_Texto original_:
O
menino de Taung, o fóssil que mudou a história ao provar que os humanos se
originaram na África
Um
século atrás, um artigo sobre uma criatura que morreu há mais de 2 milhões de
anos começou a transformar nossa visão do curso da evolução humana como a
entendemos hoje. Mas não foi nada fácil.
O que
é, sem dúvida, um dos fósseis mais importantes já encontrados caiu nas mãos do
autor do artigo, Raymond Dart, no dia do casamento de um amigo, que estava
sendo realizado em sua casa.
A noiva
estava prestes a chegar, e ele era o padrinho, mas não estava totalmente pronto
quando viu dois carteiros carregando duas caixas grandes que claramente não
eram presentes, contou ele em suas memórias, Aventuras com o Elo
Perdido (1959).
Ele
esperava essa entrega desde que Josephine Salmons, uma de suas alunas de
anatomia, o alertou sobre uma descoberta inesperada.
Mineiros
de cal encontraram alguns fósseis enquanto trabalhavam em uma pedreira chamada
Taung — que significa "Lugar do Leão" — cerca de 500 quilômetros a
noroeste de Joanesburgo, na África do Sul, onde Dart
lecionava.
O
acadêmico foi professor de anatomia na recém-fundada Universidade de
Witwatersrand, conhecida como Wits, por um ano, então ele não tinha apenas
equipamentos ou uma biblioteca, mas também um museu com espécimes.
Por
isso ele pediu que os fósseis fossem enviados
até ele e, ao vê-los chegar, desceu as escadas correndo, seminu.
Embora
sua esposa, Dora, tenha implorado para que ele não começasse a vasculhar os
escombros até o casamento terminar, ele não conseguiu resistir à tentação.
Menos
ainda quando, na segunda caixa, ele avistou, em um pedaço de rocha, um crânio
quase invisível.
Ignorando
os apelos de Dora, ele pegou uma agulha de tricô e começou a raspar os pedaços
de cal e areia. Foi somente quando o noivo ameaçou encontrar outro padrinho que
ele de desvencilhou, se não em pensamento, pelo menos fisicamente, do fóssil.
Assim
que pôde, ele retomou sua tarefa até obter sucesso.
"A
rocha se partiu", ele relembrou em suas memórias.
"O
que surgiu foi o rosto de um bebê, uma criança com um conjunto completo de
dentes de leite. Duvido que algum pai já tenha se orgulhado tanto de seus
filhos quanto eu tive do meu 'bebê de Taung' naquele Natal de 1924."

_Tarefa proposta 1_: Transforme em lista o parágrafo do texto sobre o menino de Taung que começa com "Mineiros de cal encontraram", mantendo os fatos principais.
_Tarefa proposta 2_:
Responda com base no texto sobre o menino de Taung:
(a) Qual era o papel de Dart no casamento realizado em sua casa?
(b) Quem avisou Dart sobre a descoberta inesperada?
(c) Com que objeto ele começou a raspar os pedaços de cal e areia?
_Tarefa proposta 3_: Escreva a continuação do texto sobre o menino de Taung a partir do ponto em que ele termina.

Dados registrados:

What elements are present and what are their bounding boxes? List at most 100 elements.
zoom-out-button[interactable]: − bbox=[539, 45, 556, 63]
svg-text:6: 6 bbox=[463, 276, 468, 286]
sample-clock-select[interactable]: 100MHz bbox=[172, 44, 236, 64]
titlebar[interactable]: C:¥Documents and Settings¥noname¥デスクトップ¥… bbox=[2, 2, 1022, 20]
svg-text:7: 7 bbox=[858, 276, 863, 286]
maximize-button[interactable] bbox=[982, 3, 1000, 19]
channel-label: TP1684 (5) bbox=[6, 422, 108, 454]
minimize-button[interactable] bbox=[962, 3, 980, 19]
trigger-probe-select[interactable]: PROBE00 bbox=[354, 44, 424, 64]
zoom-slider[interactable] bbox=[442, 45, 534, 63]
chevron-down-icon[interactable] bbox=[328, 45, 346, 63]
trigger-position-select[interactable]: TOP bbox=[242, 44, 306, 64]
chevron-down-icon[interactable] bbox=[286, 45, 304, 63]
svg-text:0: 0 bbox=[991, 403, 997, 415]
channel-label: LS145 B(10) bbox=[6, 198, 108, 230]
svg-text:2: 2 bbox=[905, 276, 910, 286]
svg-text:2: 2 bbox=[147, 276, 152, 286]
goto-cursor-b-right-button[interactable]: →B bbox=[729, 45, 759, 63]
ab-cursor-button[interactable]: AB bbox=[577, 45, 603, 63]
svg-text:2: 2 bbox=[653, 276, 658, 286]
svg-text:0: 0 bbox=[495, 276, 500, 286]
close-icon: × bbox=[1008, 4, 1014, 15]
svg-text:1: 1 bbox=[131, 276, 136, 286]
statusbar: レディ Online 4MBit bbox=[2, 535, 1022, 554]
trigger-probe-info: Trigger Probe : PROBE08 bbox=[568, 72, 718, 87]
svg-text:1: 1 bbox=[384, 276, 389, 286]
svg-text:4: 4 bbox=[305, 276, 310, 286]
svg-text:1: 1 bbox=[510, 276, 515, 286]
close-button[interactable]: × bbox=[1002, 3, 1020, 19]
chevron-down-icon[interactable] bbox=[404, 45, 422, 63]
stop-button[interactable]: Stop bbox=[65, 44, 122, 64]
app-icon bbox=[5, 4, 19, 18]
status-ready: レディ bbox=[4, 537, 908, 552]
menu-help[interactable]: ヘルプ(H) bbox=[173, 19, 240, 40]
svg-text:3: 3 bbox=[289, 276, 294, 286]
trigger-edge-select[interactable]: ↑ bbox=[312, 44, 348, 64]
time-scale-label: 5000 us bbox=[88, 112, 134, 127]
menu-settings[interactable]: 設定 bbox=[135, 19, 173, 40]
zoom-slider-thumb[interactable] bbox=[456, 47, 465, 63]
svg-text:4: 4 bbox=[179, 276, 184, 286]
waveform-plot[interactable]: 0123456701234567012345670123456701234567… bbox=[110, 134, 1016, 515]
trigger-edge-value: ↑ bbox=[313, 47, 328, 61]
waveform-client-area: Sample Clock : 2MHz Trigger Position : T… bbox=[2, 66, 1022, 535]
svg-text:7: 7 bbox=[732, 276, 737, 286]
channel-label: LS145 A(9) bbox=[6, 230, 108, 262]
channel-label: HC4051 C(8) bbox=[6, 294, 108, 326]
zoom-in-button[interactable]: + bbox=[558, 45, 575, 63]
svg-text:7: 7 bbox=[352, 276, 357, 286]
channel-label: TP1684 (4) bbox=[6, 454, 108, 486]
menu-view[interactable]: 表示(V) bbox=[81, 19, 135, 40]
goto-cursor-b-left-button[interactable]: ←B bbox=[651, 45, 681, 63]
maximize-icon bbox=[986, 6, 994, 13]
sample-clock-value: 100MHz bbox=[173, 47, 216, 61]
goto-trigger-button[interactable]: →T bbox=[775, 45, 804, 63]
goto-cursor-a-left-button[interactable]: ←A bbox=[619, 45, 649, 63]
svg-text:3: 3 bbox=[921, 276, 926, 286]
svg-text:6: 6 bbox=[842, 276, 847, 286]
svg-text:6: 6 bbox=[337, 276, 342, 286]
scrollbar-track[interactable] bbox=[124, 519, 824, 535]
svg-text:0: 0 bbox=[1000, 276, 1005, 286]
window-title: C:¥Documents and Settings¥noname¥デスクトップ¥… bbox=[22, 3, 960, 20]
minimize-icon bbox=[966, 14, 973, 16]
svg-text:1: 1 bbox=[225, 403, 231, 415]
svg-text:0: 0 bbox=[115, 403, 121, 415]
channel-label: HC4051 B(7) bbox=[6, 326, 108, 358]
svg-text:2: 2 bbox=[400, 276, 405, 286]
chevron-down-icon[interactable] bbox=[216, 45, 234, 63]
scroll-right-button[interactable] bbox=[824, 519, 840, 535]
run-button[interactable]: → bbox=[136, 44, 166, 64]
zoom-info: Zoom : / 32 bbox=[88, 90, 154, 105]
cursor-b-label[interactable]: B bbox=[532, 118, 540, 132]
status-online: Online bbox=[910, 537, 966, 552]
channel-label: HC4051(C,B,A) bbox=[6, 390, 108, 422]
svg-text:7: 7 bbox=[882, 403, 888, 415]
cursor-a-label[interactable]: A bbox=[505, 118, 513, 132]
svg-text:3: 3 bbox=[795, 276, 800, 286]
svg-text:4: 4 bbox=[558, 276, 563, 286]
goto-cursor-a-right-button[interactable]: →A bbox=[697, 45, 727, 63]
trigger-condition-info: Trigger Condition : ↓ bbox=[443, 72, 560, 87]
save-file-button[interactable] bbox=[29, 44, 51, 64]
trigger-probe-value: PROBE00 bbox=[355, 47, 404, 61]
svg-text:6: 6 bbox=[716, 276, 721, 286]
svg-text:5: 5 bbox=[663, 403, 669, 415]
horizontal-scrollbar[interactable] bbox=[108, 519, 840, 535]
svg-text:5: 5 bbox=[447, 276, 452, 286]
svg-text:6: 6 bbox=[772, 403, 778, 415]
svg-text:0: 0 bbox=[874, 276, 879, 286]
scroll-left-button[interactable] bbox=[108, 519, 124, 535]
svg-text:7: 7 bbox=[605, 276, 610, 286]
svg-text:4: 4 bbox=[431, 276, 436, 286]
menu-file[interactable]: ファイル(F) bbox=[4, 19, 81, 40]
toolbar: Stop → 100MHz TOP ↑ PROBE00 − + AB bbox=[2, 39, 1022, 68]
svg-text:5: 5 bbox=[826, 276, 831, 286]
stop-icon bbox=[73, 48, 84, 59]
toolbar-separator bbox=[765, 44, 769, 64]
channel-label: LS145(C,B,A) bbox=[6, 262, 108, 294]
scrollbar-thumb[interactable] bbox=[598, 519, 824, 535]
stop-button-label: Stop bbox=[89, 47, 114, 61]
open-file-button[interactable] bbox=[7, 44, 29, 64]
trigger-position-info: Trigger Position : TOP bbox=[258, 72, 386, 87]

_Resposta 1_:
- Mineiros de cal encontraram fósseis enquanto trabalhavam em uma pedreira.
- A pedreira se chama Taung, que significa "Lugar do Leão".
- Ela fica a cerca de 500 quilômetros a noroeste de Joanesburgo, na África do Sul.
- Dart lecionava em Joanesburgo.

_Resposta 2_:
(a) Ele era o padrinho.
(b) Josephine Salmons, uma de suas alunas de anatomia.
(c) Com uma agulha de tricô.

_Resposta 3_:
- Sobre duas
pernas
Aquele
rosto não foi a única coisa extraordinária que Dart encontrou.
Ele
reconheceu entre os destroços "o que era, sem dúvida, um molde do interior
do crânio", que havia sido formado a partir de sedimentos acumulados
dentro do crânio.
Sendo
um neuroanatomista, especialista em morfologia cerebral, ele sabia "num
piscar de olhos que o que eu tinha em mãos não era um cérebro antropoide comum.
"Era
uma réplica de um cérebro três vezes maior que o de um babuíno e
consideravelmente maior que o de qualquer chimpanzé adulto", escreveria
Dart mais tarde.
"Além
disso, ele conseguiu ver na parte inferior o que interpretou como o forame
magno, o ponto onde a espinha entra na base do crânio", disse o
paleontólogo Lee Berger, professor honorário de Wits, à BBC.
Imediatamente,
e surpreendentemente, ele deduziu que era um macaco bípede, isto é, um macaco
que andava sobre duas pernas.
"Nada
parecido com isso havia sido encontrado antes", ele observou.
"Historicamente
falando, ele provavelmente se encaixa na definição de elo perdido mais do que
qualquer outro", disse o respeitado paleoantropólogo Charles Lockwood à
BBC em 2008.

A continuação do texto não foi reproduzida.